SOURCE DOCUMENT ->
§
A CCR5 expression vector, pCCR5/CEP4, was constructed based on the pCEP4 expression vector (Invitrogen), which possesses the Epstein-Barr nuclear antigen 1 episomal-expression gene. The CCR5 gene was inserted into the vector by using NotI and SnaB I restriction sites on the vector. Expression of the CCR5 gene was constitutive under the control of a CMV promoter.
Selection of host cell line and establishment of new reporter cell lines. To design new reporter cell lines for quantifying HIV-1 replication, we selected the murine leukemia virus-transformed human T-cell line HPB-Ma, established by Y. K. Shimizu and H. Yoshikura (16, 29, 40), because of its high susceptibility to HIV-1 and its stable expression of CD4 and CXCR4. HPB-Ma cells were maintained at 37°C in 5% CO2 in complete RPMI 1640 medium (Sigma, Tokyo, Japan) supplemented with 10% fetal calf serum (HyClone, Logan, UT) and 1% penicillin-streptomycin (Invitrogen, Tokyo, Japan). Cells were transfected by electroporation with the two luciferase expression vectors, 53LTRN-lucneor#1 and pRenillaPac. Plasmid DNA (10 µg) was mixed with HPB-Ma cells (5 x 106 cells in 500 µl phosphate-buffered saline), and the mixture was incubated for 5 min at 4°C and electropulsed with a Gene Pulser II apparatus (Bio-Rad, Hercules, CA) at 250 V and 950 µF. After electroporation, the cells were resuspended in complete medium and incubated at 37°C in 5% CO2. Subsequently, cells with incorporated plasmids were selected with 0.1 µg/ml puromycin (BD Biosciences, San Jose, CA) and 250 µg/ml Geneticin (Invitrogen), maintained in complete medium for several weeks, and enriched with cell populations expressing high levels of CD4 and CXCR4 by fluorescence-activated cell sorting with a FACSVantage system (BD Biosciences). Finally, clones were generated by limiting dilution and selected if they showed high sensitivity to HIV-1 and low spontaneous expression of FL and DsRed.
Since the parent HPB-Ma cell line expresses only the CXCR4 receptor, we extended the spectrum of the reporter cell lines to include R5-tropic viral isolates by transfecting cells by electroporation with a CCR5 expression plasmid. Clones were selected by incubating for several weeks with 0.1 µg/ml puromycin, 250 µg/ml Geneticin, and 150 µg/ml hygromycin B. Selected cells were recloned, and the expression of cell surface markers was confirmed by using FACSCaliber (Becton Dickinson, San Jose, CA). CD4, CXCR4, and CCR5 receptors were stained with SK-3-Cy5.5, 12G5-phycoerythrin, and 2D7-fluorescein isothiocyanate monoclonal antibodies, respectively (all from BD Biosciences, San Jose, CA).
Evaluation of introduced reporter gene functions. To confirm the ability of FL activity to reliably measure virus titer and production, established cell lines were plated into 96-well plates at 105 cells per well and inoculated with 50 to 400 50% tissue culture infective doses (TCID50) of HXB2 or JRCSF. After 7 days of culture with the test viruses, cells were harvested and lysed in 75 µl of luciferase assay reagent. FL activity was quantified using a Dual-Glo luciferase reporter assay system (Promega, Madison, WI) and an LMax microplate luminometer (Molecular Devices, Sunnyvale, CA). Virus production was also quantified by using the p24 antigen enzyme-linked immunosorbent assay RETROtek kit (ZeproMetrix Co., Buffalo, NY) and compared with FL activity.
§
INFORMATION SHOWN ->
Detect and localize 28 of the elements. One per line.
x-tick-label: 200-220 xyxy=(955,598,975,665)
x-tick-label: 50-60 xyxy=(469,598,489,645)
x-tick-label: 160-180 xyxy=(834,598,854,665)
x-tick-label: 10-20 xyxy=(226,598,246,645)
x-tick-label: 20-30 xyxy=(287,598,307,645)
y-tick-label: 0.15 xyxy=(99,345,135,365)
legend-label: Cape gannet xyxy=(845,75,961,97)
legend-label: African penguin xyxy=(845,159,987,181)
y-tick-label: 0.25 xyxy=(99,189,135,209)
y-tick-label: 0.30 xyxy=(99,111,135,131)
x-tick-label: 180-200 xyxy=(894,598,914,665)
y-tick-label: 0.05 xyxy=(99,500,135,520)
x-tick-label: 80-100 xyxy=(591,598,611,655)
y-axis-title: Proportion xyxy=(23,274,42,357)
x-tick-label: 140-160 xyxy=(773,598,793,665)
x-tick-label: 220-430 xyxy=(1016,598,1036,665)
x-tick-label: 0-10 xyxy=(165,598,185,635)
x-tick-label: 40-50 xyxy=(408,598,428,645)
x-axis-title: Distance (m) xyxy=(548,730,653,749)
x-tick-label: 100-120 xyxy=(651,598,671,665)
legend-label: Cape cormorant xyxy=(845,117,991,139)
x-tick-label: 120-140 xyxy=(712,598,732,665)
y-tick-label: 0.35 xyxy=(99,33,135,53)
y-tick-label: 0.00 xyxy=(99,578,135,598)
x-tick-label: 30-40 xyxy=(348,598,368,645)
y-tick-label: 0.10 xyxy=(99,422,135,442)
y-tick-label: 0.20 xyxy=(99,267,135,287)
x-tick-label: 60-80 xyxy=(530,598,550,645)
§
WORK INSTRUCTIONS ->
1. Answer these questions using the HIV-1 reporter cell methods text, one line each:
(a) Which expression vector served as the basis for pCCR5/CEP4?
(b) At what voltage and capacitance were the HPB-Ma cells electropulsed?
(c) For how many days were the cells cultured with the test viruses before being harvested?
2. List every monoclonal antibody that the HIV-1 reporter cell methods text names, along with the receptor each one stained.
3. Continue the HIV-1 reporter cell methods text with the next paragraph, picking up after its final sentence.

ANSWERS BELOW ->
1.
(a) The pCEP4 expression vector (Invitrogen).
(b) 250 V and 950 µF.
(c) 7 days.

2.
- SK-3-Cy5.5: CD4
- 12G5-phycoerythrin: CXCR4
- 2D7-fluorescein isothiocyanate: CCR5

3.
The validity of using RL activity to monitor MaRBLE cell numbers was evaluated by measuring RL activity in various numbers of cells and determining the correlation between RL activity and cell numbers. The correlation between RL activity and cell viability was also confirmed in cell killing assays with two anticancer drugs, hygromycin B (Invitrogen, Tokyo, Japan) and blasticidin S (Funakoshi, Tokyo, Japan). Target cells were plated into 96-well plates at 105 cells per well, and hygromycin B (15.6 to 500 µg/ml) and blasticidin S (1.25 to 20 µg/ml) were added. After 7 days of culture, cells were harvested and RL activity was measured by using the Dual-Glo luciferase reporter assay system (Promega) and the percentage of cell killing was determined by trypan blue staining.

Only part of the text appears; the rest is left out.